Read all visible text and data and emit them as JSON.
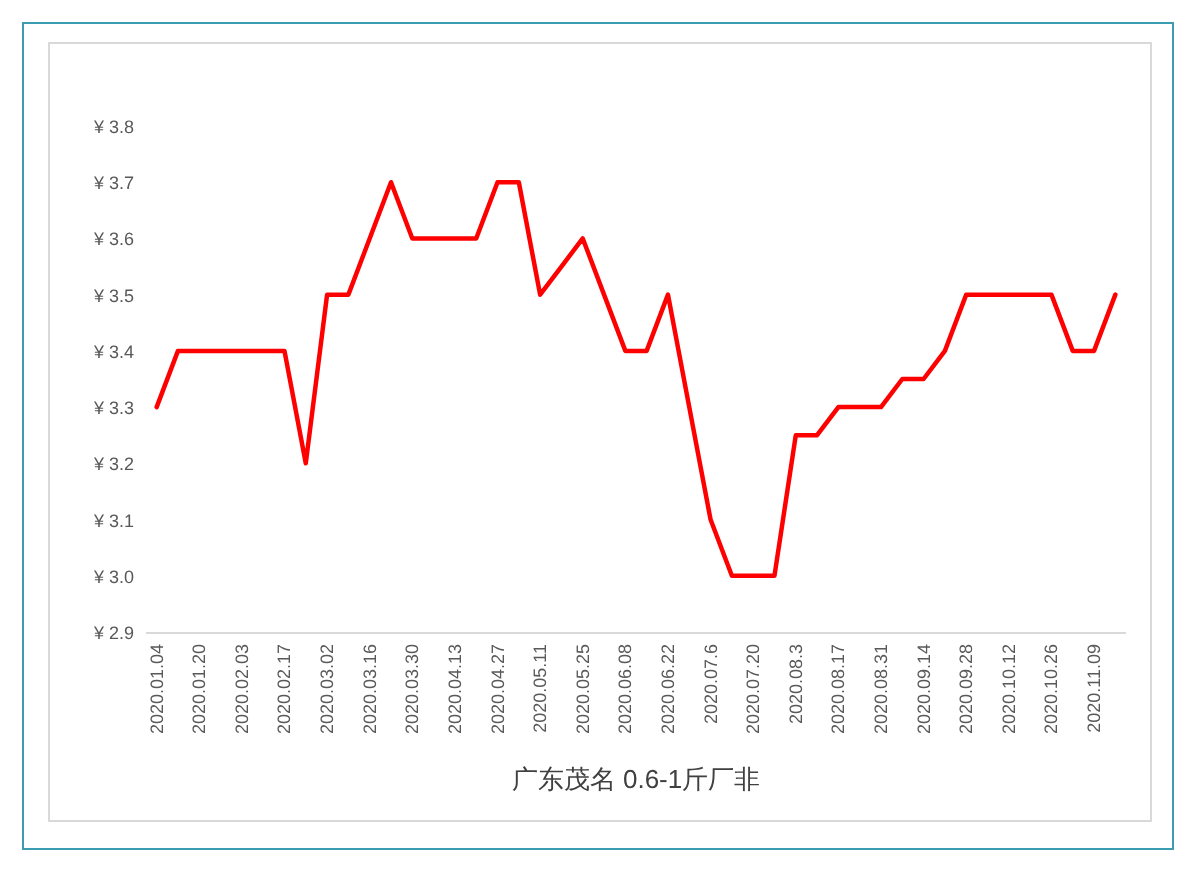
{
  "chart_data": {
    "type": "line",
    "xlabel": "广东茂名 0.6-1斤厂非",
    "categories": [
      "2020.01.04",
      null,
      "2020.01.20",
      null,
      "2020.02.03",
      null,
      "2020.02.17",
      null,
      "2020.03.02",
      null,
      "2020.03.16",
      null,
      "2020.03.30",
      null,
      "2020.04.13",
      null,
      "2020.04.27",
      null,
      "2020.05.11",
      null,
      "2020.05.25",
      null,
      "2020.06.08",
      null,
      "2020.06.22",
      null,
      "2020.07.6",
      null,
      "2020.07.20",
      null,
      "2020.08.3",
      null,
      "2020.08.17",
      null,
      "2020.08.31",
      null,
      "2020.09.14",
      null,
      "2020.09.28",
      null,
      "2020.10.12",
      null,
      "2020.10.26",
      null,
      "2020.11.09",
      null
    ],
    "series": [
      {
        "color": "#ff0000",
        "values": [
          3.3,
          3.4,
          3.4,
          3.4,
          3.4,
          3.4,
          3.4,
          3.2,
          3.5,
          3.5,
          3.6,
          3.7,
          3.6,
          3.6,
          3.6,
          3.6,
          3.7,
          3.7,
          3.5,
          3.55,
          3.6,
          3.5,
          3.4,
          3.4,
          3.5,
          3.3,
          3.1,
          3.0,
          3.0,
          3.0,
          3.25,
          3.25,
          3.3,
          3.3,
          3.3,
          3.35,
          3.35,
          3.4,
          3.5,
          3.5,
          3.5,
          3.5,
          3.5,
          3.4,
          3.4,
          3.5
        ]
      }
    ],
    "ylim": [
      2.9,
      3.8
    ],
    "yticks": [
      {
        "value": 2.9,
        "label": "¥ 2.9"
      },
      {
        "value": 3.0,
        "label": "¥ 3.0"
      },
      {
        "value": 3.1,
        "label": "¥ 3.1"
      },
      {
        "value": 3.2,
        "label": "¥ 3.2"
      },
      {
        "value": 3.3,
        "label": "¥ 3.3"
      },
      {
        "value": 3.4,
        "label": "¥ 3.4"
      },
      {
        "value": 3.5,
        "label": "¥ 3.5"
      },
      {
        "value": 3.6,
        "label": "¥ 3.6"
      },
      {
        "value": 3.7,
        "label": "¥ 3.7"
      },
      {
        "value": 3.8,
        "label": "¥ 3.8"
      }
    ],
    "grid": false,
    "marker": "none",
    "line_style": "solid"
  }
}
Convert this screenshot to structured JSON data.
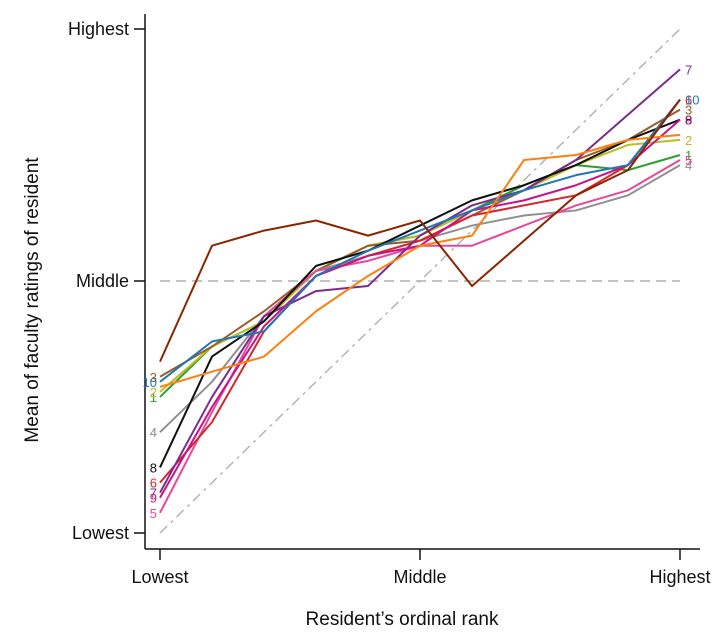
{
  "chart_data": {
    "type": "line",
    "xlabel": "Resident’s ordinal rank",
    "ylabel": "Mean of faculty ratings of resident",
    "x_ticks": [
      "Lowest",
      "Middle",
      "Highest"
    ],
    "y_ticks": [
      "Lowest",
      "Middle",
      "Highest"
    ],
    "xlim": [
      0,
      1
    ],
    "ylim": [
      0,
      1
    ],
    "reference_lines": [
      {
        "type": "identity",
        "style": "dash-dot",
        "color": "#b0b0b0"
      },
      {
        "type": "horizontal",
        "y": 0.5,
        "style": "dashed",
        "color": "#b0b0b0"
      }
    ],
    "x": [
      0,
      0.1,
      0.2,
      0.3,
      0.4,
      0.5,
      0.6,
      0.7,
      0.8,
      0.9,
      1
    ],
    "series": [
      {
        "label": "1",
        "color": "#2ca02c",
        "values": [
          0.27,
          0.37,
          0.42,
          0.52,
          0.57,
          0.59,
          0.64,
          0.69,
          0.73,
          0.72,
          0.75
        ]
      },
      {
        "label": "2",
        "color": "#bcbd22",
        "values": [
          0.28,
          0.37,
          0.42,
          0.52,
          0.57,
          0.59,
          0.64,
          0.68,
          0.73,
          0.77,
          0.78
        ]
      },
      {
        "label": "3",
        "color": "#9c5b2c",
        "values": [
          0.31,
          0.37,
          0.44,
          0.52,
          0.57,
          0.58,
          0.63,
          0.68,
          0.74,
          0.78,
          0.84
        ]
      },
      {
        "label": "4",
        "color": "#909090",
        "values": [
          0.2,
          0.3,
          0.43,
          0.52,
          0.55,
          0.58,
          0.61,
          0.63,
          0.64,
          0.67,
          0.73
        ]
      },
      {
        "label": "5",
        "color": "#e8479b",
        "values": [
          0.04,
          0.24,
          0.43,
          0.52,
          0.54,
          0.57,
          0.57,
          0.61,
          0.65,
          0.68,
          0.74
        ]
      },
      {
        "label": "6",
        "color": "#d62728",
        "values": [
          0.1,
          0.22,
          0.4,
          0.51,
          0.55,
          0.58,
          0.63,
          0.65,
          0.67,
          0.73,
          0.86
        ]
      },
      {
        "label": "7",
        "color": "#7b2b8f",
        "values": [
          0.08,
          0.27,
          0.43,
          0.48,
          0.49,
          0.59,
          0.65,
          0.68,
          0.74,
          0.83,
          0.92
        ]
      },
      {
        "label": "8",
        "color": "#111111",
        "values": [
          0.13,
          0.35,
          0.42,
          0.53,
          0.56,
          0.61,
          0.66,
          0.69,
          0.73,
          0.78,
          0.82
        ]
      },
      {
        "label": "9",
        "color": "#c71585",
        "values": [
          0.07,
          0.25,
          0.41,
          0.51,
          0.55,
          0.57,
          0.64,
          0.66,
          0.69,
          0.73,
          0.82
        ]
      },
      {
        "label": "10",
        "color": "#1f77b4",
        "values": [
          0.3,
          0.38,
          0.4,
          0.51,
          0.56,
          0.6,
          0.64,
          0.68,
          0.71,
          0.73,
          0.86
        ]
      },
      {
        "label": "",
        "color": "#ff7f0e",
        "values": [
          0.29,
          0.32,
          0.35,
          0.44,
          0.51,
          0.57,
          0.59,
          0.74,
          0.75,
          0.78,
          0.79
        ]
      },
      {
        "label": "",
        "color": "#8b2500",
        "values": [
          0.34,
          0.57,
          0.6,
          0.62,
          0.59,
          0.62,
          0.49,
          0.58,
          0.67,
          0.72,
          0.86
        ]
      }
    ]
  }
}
:::::
- **Task description**
Repeat the entries exactly and keep the pictures out of the copy.

- **Expected answer**
Read all visible text and data and emit them as JSON.
{
  "chart_data": {
    "type": "line",
    "xlabel": "广东茂名 0.6-1斤厂非",
    "categories": [
      "2020.01.04",
      null,
      "2020.01.20",
      null,
      "2020.02.03",
      null,
      "2020.02.17",
      null,
      "2020.03.02",
      null,
      "2020.03.16",
      null,
      "2020.03.30",
      null,
      "2020.04.13",
      null,
      "2020.04.27",
      null,
      "2020.05.11",
      null,
      "2020.05.25",
      null,
      "2020.06.08",
      null,
      "2020.06.22",
      null,
      "2020.07.6",
      null,
      "2020.07.20",
      null,
      "2020.08.3",
      null,
      "2020.08.17",
      null,
      "2020.08.31",
      null,
      "2020.09.14",
      null,
      "2020.09.28",
      null,
      "2020.10.12",
      null,
      "2020.10.26",
      null,
      "2020.11.09",
      null
    ],
    "series": [
      {
        "color": "#ff0000",
        "values": [
          3.3,
          3.4,
          3.4,
          3.4,
          3.4,
          3.4,
          3.4,
          3.2,
          3.5,
          3.5,
          3.6,
          3.7,
          3.6,
          3.6,
          3.6,
          3.6,
          3.7,
          3.7,
          3.5,
          3.55,
          3.6,
          3.5,
          3.4,
          3.4,
          3.5,
          3.3,
          3.1,
          3.0,
          3.0,
          3.0,
          3.25,
          3.25,
          3.3,
          3.3,
          3.3,
          3.35,
          3.35,
          3.4,
          3.5,
          3.5,
          3.5,
          3.5,
          3.5,
          3.4,
          3.4,
          3.5
        ]
      }
    ],
    "ylim": [
      2.9,
      3.8
    ],
    "yticks": [
      {
        "value": 2.9,
        "label": "¥ 2.9"
      },
      {
        "value": 3.0,
        "label": "¥ 3.0"
      },
      {
        "value": 3.1,
        "label": "¥ 3.1"
      },
      {
        "value": 3.2,
        "label": "¥ 3.2"
      },
      {
        "value": 3.3,
        "label": "¥ 3.3"
      },
      {
        "value": 3.4,
        "label": "¥ 3.4"
      },
      {
        "value": 3.5,
        "label": "¥ 3.5"
      },
      {
        "value": 3.6,
        "label": "¥ 3.6"
      },
      {
        "value": 3.7,
        "label": "¥ 3.7"
      },
      {
        "value": 3.8,
        "label": "¥ 3.8"
      }
    ],
    "grid": false,
    "marker": "none",
    "line_style": "solid"
  }
}
Convert this screenshot to structured JSON data.
{
  "chart_data": {
    "type": "line",
    "xlabel": "Resident’s ordinal rank",
    "ylabel": "Mean of faculty ratings of resident",
    "x_ticks": [
      "Lowest",
      "Middle",
      "Highest"
    ],
    "y_ticks": [
      "Lowest",
      "Middle",
      "Highest"
    ],
    "xlim": [
      0,
      1
    ],
    "ylim": [
      0,
      1
    ],
    "reference_lines": [
      {
        "type": "identity",
        "style": "dash-dot",
        "color": "#b0b0b0"
      },
      {
        "type": "horizontal",
        "y": 0.5,
        "style": "dashed",
        "color": "#b0b0b0"
      }
    ],
    "x": [
      0,
      0.1,
      0.2,
      0.3,
      0.4,
      0.5,
      0.6,
      0.7,
      0.8,
      0.9,
      1
    ],
    "series": [
      {
        "label": "1",
        "color": "#2ca02c",
        "values": [
          0.27,
          0.37,
          0.42,
          0.52,
          0.57,
          0.59,
          0.64,
          0.69,
          0.73,
          0.72,
          0.75
        ]
      },
      {
        "label": "2",
        "color": "#bcbd22",
        "values": [
          0.28,
          0.37,
          0.42,
          0.52,
          0.57,
          0.59,
          0.64,
          0.68,
          0.73,
          0.77,
          0.78
        ]
      },
      {
        "label": "3",
        "color": "#9c5b2c",
        "values": [
          0.31,
          0.37,
          0.44,
          0.52,
          0.57,
          0.58,
          0.63,
          0.68,
          0.74,
          0.78,
          0.84
        ]
      },
      {
        "label": "4",
        "color": "#909090",
        "values": [
          0.2,
          0.3,
          0.43,
          0.52,
          0.55,
          0.58,
          0.61,
          0.63,
          0.64,
          0.67,
          0.73
        ]
      },
      {
        "label": "5",
        "color": "#e8479b",
        "values": [
          0.04,
          0.24,
          0.43,
          0.52,
          0.54,
          0.57,
          0.57,
          0.61,
          0.65,
          0.68,
          0.74
        ]
      },
      {
        "label": "6",
        "color": "#d62728",
        "values": [
          0.1,
          0.22,
          0.4,
          0.51,
          0.55,
          0.58,
          0.63,
          0.65,
          0.67,
          0.73,
          0.86
        ]
      },
      {
        "label": "7",
        "color": "#7b2b8f",
        "values": [
          0.08,
          0.27,
          0.43,
          0.48,
          0.49,
          0.59,
          0.65,
          0.68,
          0.74,
          0.83,
          0.92
        ]
      },
      {
        "label": "8",
        "color": "#111111",
        "values": [
          0.13,
          0.35,
          0.42,
          0.53,
          0.56,
          0.61,
          0.66,
          0.69,
          0.73,
          0.78,
          0.82
        ]
      },
      {
        "label": "9",
        "color": "#c71585",
        "values": [
          0.07,
          0.25,
          0.41,
          0.51,
          0.55,
          0.57,
          0.64,
          0.66,
          0.69,
          0.73,
          0.82
        ]
      },
      {
        "label": "10",
        "color": "#1f77b4",
        "values": [
          0.3,
          0.38,
          0.4,
          0.51,
          0.56,
          0.6,
          0.64,
          0.68,
          0.71,
          0.73,
          0.86
        ]
      },
      {
        "label": "",
        "color": "#ff7f0e",
        "values": [
          0.29,
          0.32,
          0.35,
          0.44,
          0.51,
          0.57,
          0.59,
          0.74,
          0.75,
          0.78,
          0.79
        ]
      },
      {
        "label": "",
        "color": "#8b2500",
        "values": [
          0.34,
          0.57,
          0.6,
          0.62,
          0.59,
          0.62,
          0.49,
          0.58,
          0.67,
          0.72,
          0.86
        ]
      }
    ]
  }
}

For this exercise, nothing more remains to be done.